SET EXERCISE: Look for "size" in the listing below. Gather each line that contains it.

INPUT RECORDS:
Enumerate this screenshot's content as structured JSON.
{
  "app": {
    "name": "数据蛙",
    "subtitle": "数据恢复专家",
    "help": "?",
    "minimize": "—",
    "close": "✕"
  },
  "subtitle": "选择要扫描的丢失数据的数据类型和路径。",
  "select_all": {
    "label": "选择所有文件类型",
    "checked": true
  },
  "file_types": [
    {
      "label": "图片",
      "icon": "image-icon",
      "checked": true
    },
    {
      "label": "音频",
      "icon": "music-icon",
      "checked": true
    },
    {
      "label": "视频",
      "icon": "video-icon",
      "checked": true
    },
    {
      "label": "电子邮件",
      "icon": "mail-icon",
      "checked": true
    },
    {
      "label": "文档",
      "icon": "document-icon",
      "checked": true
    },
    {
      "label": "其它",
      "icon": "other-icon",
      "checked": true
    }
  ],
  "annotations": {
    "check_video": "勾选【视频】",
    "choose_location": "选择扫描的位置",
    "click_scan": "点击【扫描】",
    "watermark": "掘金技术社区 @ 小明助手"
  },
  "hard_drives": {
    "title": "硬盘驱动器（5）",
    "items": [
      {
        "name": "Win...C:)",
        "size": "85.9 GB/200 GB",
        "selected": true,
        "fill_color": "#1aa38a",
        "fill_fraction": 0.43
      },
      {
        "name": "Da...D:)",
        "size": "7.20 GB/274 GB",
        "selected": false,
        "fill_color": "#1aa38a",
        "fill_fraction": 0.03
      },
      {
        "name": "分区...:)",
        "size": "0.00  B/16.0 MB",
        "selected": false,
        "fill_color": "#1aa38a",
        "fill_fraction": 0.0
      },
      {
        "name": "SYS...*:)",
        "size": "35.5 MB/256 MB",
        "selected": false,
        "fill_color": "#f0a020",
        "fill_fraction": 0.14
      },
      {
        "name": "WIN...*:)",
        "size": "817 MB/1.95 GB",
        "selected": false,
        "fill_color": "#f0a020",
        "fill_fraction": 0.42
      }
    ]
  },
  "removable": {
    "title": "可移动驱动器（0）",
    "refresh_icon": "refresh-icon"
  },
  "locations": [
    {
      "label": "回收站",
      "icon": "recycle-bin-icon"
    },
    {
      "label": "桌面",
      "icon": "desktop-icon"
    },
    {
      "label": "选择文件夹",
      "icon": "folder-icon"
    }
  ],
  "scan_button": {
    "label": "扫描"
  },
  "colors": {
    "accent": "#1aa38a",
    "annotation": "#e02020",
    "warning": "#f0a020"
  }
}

---

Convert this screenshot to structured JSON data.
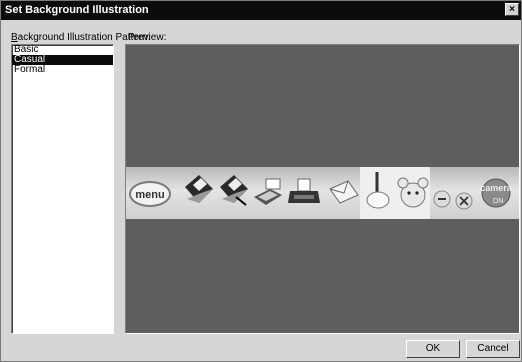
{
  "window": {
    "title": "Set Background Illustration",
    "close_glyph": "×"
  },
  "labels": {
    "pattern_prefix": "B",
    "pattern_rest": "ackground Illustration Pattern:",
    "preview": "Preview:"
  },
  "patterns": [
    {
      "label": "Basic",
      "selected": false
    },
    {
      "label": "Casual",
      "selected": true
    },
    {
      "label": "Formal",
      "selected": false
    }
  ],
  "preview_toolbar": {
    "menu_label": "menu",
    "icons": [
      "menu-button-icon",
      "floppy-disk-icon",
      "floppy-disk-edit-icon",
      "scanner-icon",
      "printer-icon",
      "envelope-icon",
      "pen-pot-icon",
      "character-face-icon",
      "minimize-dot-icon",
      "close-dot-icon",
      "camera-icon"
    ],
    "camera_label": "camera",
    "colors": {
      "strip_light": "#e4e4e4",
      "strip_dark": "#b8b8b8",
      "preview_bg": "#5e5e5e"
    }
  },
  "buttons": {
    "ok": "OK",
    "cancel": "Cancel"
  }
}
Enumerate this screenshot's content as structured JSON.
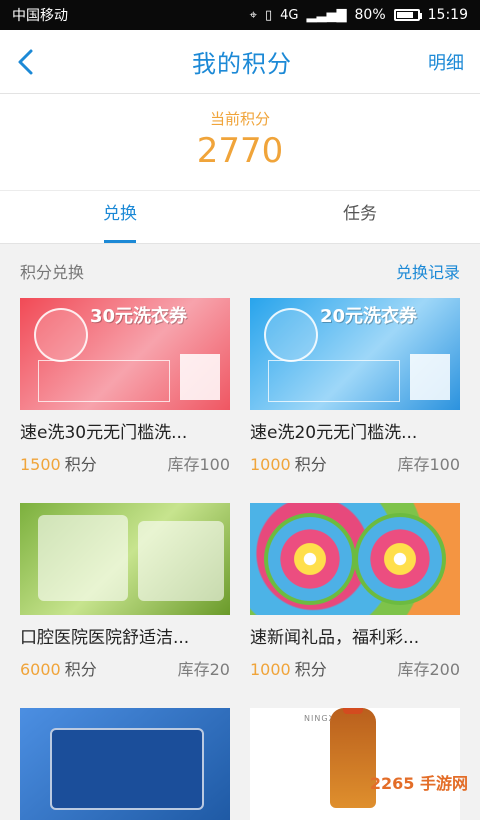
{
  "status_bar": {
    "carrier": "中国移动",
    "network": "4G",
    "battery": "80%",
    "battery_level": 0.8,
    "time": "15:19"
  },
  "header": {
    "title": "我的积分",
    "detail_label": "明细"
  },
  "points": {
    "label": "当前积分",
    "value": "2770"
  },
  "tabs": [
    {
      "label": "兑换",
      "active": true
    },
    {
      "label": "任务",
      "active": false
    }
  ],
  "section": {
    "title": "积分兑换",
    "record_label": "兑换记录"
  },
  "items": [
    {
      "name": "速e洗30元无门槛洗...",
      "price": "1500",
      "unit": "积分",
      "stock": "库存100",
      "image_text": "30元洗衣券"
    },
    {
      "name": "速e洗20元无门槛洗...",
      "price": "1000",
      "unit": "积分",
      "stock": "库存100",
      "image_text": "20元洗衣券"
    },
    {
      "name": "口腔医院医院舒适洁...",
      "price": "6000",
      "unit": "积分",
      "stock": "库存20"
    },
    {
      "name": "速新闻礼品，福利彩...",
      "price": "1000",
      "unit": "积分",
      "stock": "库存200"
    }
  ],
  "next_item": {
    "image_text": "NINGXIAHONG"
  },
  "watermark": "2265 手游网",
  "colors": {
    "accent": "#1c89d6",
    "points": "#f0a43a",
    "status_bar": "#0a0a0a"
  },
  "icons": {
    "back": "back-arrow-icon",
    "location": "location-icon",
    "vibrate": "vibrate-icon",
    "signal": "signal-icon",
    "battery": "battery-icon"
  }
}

FINISHED EXERCISE:
        "size": "85.9 GB/200 GB",
        "size": "7.20 GB/274 GB",
        "size": "0.00  B/16.0 MB",
        "size": "35.5 MB/256 MB",
        "size": "817 MB/1.95 GB",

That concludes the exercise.